** Request **
Give back the full material, exactly as it reads.

Source data
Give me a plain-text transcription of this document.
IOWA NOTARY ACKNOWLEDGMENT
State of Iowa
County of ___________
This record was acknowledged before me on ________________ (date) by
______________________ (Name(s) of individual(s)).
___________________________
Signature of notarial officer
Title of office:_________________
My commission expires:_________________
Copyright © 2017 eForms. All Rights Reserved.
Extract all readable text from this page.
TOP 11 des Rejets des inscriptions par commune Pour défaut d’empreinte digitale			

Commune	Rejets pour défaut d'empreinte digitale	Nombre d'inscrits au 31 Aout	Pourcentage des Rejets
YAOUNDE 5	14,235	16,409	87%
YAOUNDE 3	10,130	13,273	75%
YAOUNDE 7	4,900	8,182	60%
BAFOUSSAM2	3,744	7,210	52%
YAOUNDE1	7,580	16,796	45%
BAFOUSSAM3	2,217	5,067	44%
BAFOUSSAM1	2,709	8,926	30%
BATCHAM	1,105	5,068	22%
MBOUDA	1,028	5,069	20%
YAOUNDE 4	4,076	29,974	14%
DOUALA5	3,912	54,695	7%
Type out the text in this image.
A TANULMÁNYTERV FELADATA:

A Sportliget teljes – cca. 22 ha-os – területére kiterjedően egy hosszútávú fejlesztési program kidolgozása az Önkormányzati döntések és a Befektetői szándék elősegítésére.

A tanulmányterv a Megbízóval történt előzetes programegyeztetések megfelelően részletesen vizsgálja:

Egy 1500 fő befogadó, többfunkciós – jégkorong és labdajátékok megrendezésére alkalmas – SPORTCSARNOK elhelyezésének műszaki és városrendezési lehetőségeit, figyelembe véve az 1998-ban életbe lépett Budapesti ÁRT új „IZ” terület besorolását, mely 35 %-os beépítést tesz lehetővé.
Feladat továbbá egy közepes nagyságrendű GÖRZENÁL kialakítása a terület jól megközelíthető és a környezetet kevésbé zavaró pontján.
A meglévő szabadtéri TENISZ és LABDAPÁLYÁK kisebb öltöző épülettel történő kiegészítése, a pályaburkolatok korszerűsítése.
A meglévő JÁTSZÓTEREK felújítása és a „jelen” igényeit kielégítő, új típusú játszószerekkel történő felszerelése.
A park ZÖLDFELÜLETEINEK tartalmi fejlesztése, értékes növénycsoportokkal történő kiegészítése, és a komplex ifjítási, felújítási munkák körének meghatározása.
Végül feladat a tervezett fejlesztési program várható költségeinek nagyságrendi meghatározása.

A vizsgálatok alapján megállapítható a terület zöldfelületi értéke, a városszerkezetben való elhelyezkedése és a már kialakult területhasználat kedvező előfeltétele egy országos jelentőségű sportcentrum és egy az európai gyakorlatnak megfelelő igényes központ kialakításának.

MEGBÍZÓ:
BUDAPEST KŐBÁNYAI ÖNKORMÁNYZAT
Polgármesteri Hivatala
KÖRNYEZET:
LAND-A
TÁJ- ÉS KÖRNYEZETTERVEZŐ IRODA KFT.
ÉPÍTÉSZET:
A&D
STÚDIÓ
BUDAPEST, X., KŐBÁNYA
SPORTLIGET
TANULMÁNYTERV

** Response to this task **
Give me a plain-text transcription of this document.
IOWA NOTARY ACKNOWLEDGMENT
State of Iowa
County of ___________
This record was acknowledged before me on ________________ (date) by
______________________ (Name(s) of individual(s)).
___________________________
Signature of notarial officer
Title of office:_________________
My commission expires:_________________
Copyright © 2017 eForms. All Rights Reserved.
Extract all readable text from this page.
TOP 11 des Rejets des inscriptions par commune Pour défaut d’empreinte digitale			

Commune	Rejets pour défaut d'empreinte digitale	Nombre d'inscrits au 31 Aout	Pourcentage des Rejets
YAOUNDE 5	14,235	16,409	87%
YAOUNDE 3	10,130	13,273	75%
YAOUNDE 7	4,900	8,182	60%
BAFOUSSAM2	3,744	7,210	52%
YAOUNDE1	7,580	16,796	45%
BAFOUSSAM3	2,217	5,067	44%
BAFOUSSAM1	2,709	8,926	30%
BATCHAM	1,105	5,068	22%
MBOUDA	1,028	5,069	20%
YAOUNDE 4	4,076	29,974	14%
DOUALA5	3,912	54,695	7%
Type out the text in this image.
A TANULMÁNYTERV FELADATA:

A Sportliget teljes – cca. 22 ha-os – területére kiterjedően egy hosszútávú fejlesztési program kidolgozása az Önkormányzati döntések és a Befektetői szándék elősegítésére.

A tanulmányterv a Megbízóval történt előzetes programegyeztetések megfelelően részletesen vizsgálja:

Egy 1500 fő befogadó, többfunkciós – jégkorong és labdajátékok megrendezésére alkalmas – SPORTCSARNOK elhelyezésének műszaki és városrendezési lehetőségeit, figyelembe véve az 1998-ban életbe lépett Budapesti ÁRT új „IZ” terület besorolását, mely 35 %-os beépítést tesz lehetővé.
Feladat továbbá egy közepes nagyságrendű GÖRZENÁL kialakítása a terület jól megközelíthető és a környezetet kevésbé zavaró pontján.
A meglévő szabadtéri TENISZ és LABDAPÁLYÁK kisebb öltöző épülettel történő kiegészítése, a pályaburkolatok korszerűsítése.
A meglévő JÁTSZÓTEREK felújítása és a „jelen” igényeit kielégítő, új típusú játszószerekkel történő felszerelése.
A park ZÖLDFELÜLETEINEK tartalmi fejlesztése, értékes növénycsoportokkal történő kiegészítése, és a komplex ifjítási, felújítási munkák körének meghatározása.
Végül feladat a tervezett fejlesztési program várható költségeinek nagyságrendi meghatározása.

A vizsgálatok alapján megállapítható a terület zöldfelületi értéke, a városszerkezetben való elhelyezkedése és a már kialakult területhasználat kedvező előfeltétele egy országos jelentőségű sportcentrum és egy az európai gyakorlatnak megfelelő igényes központ kialakításának.

MEGBÍZÓ:
BUDAPEST KŐBÁNYAI ÖNKORMÁNYZAT
Polgármesteri Hivatala
KÖRNYEZET:
LAND-A
TÁJ- ÉS KÖRNYEZETTERVEZŐ IRODA KFT.
ÉPÍTÉSZET:
A&D
STÚDIÓ
BUDAPEST, X., KŐBÁNYA
SPORTLIGET
TANULMÁNYTERV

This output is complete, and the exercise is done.